• _Records for this exercise_:

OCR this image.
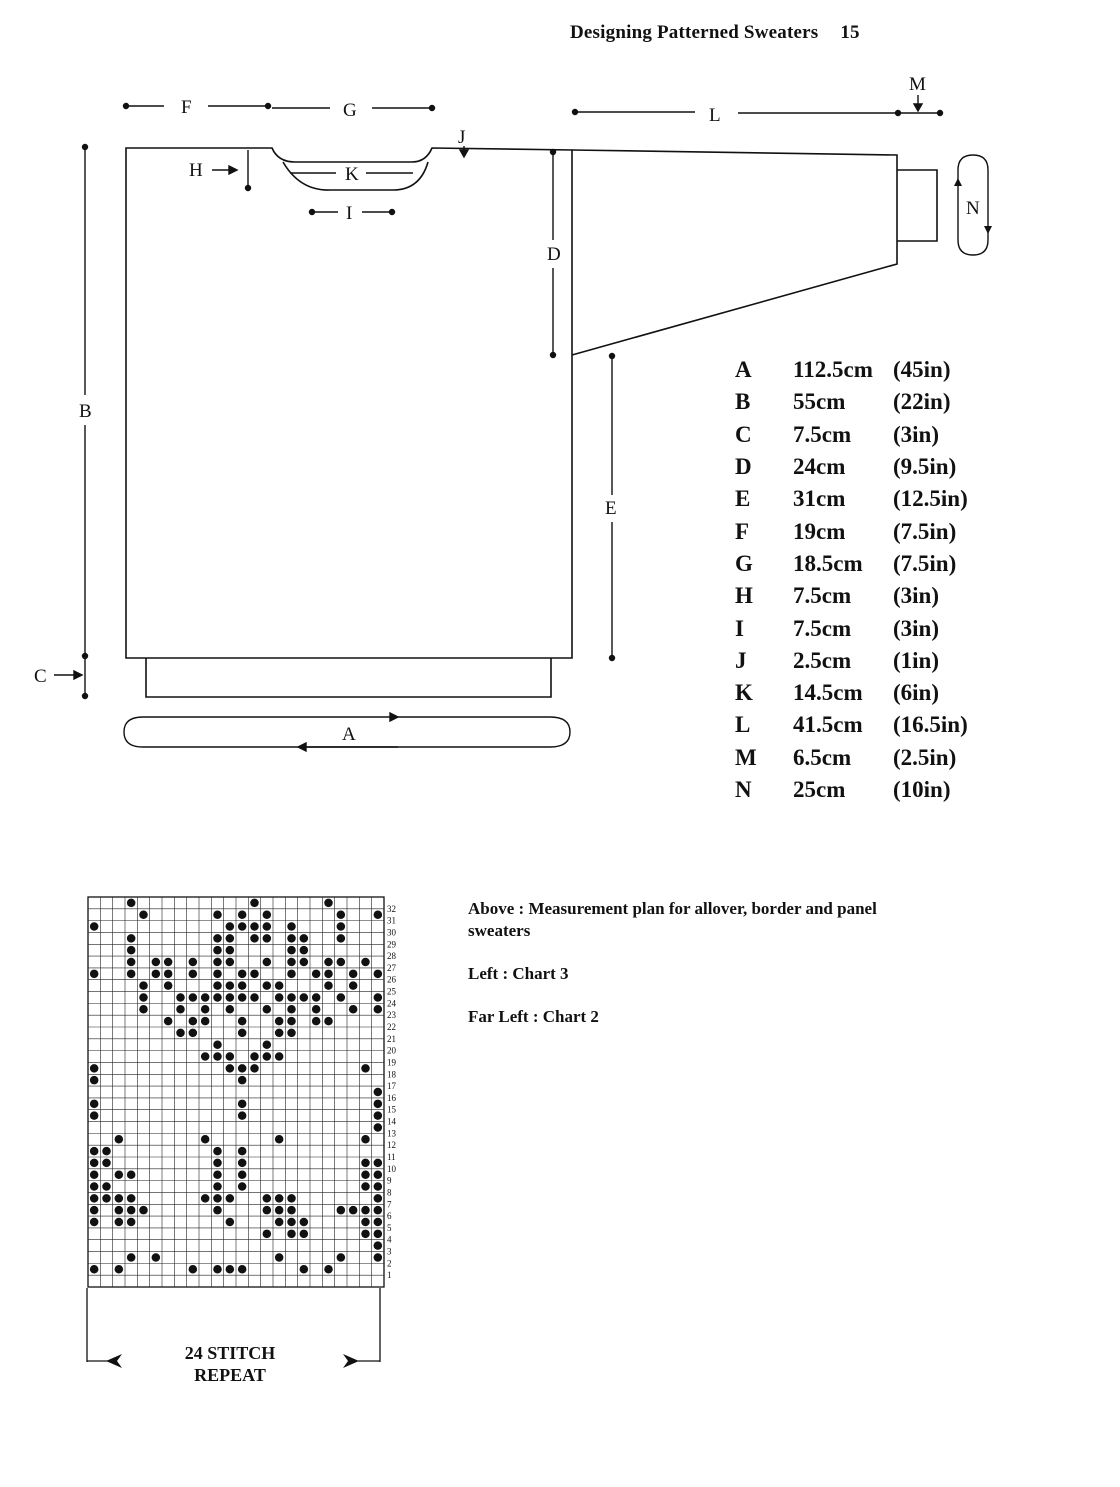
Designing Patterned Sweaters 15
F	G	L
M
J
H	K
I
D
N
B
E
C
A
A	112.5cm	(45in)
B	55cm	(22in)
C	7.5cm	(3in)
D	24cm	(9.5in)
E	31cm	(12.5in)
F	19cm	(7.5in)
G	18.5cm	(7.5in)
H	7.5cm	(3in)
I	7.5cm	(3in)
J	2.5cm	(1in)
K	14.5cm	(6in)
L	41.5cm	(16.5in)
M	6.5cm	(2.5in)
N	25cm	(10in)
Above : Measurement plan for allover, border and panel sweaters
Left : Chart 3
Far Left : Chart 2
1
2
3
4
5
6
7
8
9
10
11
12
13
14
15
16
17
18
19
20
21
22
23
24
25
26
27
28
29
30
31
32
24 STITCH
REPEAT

---

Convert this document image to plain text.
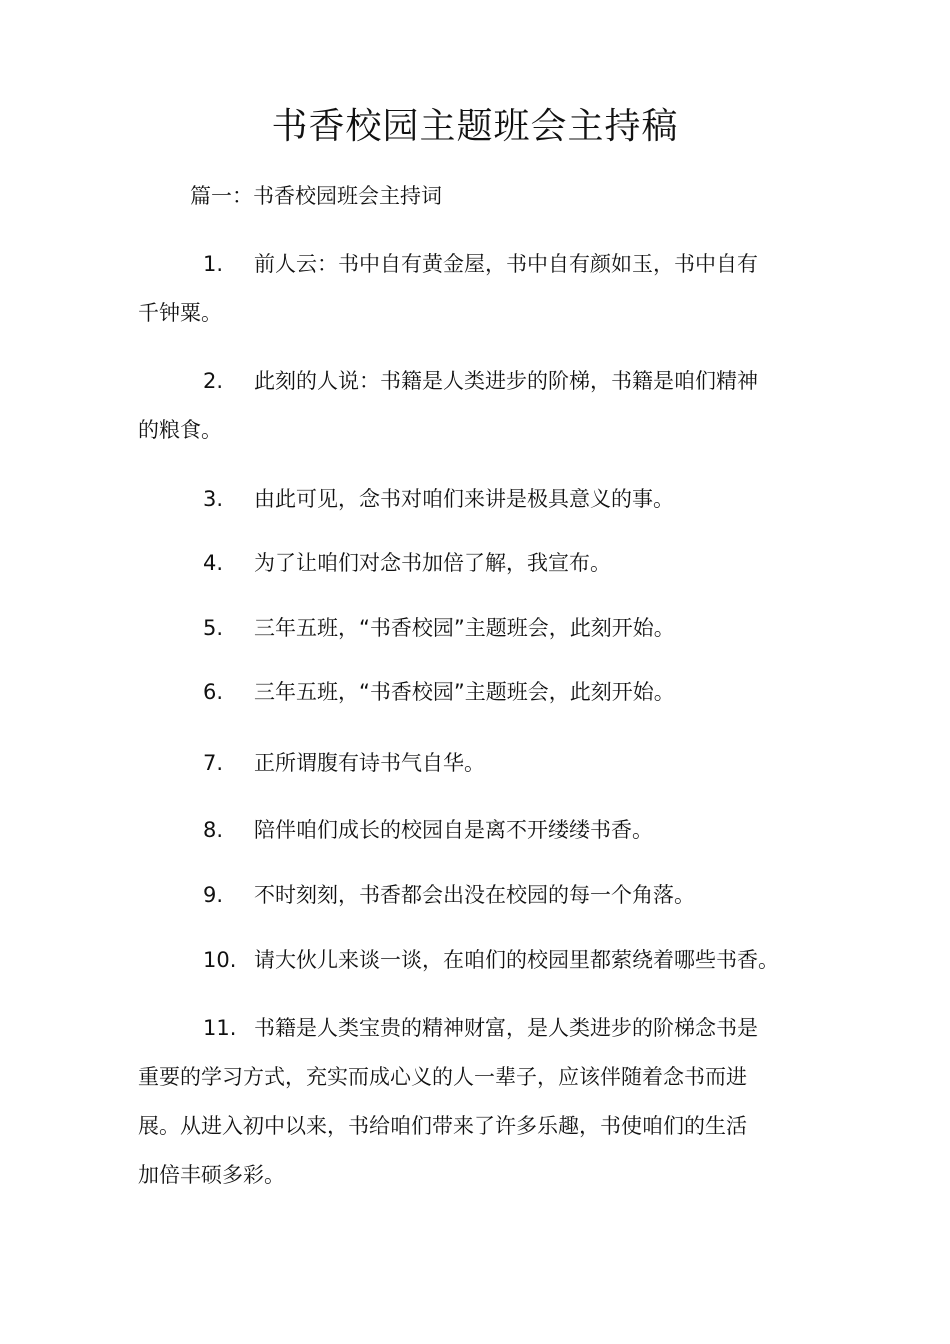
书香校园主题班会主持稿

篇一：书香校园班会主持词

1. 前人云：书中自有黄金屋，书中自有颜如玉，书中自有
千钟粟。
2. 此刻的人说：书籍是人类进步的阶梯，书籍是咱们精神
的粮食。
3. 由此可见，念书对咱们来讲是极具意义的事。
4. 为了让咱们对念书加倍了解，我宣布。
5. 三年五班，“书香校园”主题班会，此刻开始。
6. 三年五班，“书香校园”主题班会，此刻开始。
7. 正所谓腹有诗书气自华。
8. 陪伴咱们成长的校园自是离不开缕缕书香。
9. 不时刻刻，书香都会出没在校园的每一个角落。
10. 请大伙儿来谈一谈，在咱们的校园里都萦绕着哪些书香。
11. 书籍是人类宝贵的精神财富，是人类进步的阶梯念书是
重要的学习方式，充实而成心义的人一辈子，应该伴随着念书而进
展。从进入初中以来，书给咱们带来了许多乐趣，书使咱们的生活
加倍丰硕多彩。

• _What you have to do_: Across the records, count the lines holding the string "此刻开始". Give the number and stop.

• _Right answer_: 2